**Given records:**
START

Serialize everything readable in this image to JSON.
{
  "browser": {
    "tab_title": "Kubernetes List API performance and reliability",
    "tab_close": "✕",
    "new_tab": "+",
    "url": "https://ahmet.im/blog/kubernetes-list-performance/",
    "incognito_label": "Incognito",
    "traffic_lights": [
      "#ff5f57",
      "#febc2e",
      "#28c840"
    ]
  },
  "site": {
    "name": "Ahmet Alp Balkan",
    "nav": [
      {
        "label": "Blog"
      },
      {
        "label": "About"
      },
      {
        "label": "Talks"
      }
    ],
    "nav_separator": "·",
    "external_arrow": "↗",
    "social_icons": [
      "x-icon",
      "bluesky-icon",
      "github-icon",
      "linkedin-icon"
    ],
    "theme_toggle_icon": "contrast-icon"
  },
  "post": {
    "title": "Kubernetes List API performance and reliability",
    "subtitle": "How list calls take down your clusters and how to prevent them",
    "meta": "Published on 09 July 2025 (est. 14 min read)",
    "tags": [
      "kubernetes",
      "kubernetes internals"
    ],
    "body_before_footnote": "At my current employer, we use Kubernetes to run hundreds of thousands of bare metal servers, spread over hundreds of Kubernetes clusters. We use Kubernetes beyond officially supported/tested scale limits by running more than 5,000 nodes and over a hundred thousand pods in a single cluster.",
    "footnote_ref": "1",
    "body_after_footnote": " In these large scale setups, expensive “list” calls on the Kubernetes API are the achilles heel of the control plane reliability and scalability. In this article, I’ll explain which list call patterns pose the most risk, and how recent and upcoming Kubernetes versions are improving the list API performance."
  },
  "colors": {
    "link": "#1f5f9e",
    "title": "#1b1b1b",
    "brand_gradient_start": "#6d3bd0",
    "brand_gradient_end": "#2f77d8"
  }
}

END

**Aim of the exercise:**
Looking at the material above, count the lines containing the string "reliability" and reply with the count alone.

**Result of the exercise:**
3